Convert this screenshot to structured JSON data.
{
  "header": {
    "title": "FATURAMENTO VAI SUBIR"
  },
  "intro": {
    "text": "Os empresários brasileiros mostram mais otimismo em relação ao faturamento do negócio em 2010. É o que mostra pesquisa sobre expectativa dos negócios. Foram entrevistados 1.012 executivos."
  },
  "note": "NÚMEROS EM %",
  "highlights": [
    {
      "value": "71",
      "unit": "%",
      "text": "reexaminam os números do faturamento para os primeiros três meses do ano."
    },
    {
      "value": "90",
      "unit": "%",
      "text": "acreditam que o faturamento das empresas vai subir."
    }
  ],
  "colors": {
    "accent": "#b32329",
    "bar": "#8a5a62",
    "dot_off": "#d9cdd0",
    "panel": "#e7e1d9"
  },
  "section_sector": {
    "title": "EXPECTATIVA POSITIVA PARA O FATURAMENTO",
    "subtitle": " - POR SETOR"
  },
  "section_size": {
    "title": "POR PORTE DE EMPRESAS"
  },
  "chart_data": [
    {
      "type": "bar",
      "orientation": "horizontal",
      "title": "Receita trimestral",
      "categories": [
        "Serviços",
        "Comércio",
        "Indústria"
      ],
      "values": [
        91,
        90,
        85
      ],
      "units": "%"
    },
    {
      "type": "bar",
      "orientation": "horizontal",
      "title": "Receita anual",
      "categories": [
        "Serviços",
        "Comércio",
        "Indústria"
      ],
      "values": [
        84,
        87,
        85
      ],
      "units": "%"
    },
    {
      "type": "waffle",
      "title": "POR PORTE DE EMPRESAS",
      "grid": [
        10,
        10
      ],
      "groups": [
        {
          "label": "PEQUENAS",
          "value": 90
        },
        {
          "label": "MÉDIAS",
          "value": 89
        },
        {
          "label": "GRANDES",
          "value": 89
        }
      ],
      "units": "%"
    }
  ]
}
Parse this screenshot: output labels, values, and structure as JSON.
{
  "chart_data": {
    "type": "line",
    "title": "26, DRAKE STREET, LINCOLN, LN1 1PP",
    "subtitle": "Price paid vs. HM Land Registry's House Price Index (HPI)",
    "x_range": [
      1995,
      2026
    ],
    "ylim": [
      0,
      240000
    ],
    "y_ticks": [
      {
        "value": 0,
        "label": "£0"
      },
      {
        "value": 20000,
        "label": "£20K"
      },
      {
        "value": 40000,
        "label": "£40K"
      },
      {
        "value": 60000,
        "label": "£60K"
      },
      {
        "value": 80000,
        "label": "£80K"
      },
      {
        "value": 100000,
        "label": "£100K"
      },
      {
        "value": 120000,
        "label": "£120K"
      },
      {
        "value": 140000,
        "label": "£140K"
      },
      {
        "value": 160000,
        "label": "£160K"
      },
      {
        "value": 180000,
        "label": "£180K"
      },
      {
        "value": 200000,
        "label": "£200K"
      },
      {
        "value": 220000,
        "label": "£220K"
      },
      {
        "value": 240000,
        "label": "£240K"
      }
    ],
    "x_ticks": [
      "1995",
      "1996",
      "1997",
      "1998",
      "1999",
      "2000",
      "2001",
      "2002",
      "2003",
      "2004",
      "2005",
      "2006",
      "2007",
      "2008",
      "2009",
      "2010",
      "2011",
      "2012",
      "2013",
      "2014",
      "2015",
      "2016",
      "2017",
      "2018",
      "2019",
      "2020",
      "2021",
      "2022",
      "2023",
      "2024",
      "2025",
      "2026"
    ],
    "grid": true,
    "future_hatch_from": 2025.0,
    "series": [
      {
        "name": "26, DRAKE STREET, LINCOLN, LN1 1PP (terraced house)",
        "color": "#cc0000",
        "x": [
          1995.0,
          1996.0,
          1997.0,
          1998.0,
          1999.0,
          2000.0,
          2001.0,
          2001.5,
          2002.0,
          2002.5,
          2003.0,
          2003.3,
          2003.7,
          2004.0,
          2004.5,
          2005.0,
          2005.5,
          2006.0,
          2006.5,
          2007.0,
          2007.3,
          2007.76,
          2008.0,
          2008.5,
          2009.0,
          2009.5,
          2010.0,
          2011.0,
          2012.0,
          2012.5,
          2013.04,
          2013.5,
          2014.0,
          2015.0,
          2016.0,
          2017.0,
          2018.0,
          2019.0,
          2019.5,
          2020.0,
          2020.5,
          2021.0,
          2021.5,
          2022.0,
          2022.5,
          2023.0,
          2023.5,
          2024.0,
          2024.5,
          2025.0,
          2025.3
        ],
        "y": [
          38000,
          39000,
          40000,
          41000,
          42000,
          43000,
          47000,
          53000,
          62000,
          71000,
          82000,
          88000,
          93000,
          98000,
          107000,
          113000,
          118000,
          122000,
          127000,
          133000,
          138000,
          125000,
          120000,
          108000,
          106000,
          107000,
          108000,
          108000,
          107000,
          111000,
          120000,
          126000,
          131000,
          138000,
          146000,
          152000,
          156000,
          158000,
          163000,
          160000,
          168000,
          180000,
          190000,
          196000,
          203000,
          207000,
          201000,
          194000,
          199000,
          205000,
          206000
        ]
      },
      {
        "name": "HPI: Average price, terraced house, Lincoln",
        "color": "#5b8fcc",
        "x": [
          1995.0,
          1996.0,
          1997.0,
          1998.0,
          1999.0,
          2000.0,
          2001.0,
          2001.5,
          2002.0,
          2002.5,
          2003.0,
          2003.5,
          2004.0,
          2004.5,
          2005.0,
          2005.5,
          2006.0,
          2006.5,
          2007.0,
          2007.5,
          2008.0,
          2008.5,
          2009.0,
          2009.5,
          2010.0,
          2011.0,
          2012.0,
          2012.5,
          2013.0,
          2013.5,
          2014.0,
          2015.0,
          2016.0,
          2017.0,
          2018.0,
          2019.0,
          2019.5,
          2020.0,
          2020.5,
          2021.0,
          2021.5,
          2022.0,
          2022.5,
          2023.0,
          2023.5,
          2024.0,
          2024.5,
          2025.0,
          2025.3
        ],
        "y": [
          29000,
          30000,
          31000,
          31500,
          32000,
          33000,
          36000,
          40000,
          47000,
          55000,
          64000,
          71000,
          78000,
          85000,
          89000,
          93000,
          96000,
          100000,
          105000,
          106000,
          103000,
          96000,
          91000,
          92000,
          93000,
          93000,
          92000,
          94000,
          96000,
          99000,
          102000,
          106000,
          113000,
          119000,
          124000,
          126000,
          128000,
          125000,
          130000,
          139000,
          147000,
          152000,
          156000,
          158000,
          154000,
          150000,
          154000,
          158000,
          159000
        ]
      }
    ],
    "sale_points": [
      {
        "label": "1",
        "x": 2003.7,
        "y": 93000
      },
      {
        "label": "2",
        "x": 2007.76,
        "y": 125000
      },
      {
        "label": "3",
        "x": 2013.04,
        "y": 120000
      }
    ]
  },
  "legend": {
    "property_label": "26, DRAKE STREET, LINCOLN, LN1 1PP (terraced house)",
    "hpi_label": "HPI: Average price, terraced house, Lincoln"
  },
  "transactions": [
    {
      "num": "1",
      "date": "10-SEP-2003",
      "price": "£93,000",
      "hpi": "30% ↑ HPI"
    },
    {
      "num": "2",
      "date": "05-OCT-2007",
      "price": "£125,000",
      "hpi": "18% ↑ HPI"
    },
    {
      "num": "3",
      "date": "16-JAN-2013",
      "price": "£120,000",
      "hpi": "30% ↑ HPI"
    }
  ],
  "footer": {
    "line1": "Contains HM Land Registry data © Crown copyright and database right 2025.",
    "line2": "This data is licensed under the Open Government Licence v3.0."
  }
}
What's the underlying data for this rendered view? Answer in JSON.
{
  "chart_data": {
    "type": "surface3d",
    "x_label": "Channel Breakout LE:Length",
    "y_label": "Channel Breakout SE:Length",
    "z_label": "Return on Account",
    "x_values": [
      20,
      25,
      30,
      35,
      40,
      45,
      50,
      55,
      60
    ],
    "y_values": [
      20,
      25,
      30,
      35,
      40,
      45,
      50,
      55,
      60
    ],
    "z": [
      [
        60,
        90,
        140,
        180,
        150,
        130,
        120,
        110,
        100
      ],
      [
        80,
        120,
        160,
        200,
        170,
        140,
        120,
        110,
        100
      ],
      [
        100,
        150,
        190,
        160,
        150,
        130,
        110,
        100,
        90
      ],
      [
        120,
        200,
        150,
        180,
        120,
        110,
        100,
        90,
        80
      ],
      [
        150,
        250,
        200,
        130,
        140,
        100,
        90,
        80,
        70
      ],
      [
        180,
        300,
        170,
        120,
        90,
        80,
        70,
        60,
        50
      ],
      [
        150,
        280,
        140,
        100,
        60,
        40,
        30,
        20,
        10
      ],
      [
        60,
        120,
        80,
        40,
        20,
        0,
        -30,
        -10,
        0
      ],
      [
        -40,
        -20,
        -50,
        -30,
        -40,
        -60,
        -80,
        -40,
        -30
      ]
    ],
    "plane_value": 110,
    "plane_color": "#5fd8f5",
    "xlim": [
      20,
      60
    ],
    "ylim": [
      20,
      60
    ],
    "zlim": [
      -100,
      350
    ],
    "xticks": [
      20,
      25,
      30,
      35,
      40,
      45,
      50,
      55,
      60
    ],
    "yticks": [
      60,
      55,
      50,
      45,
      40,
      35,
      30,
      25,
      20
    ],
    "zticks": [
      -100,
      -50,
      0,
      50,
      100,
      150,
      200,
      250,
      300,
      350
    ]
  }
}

● **SET PROBLEM**: Report how many lines of the records above contain the word "DRAKE", and give only that number.

● **RESULT**: 3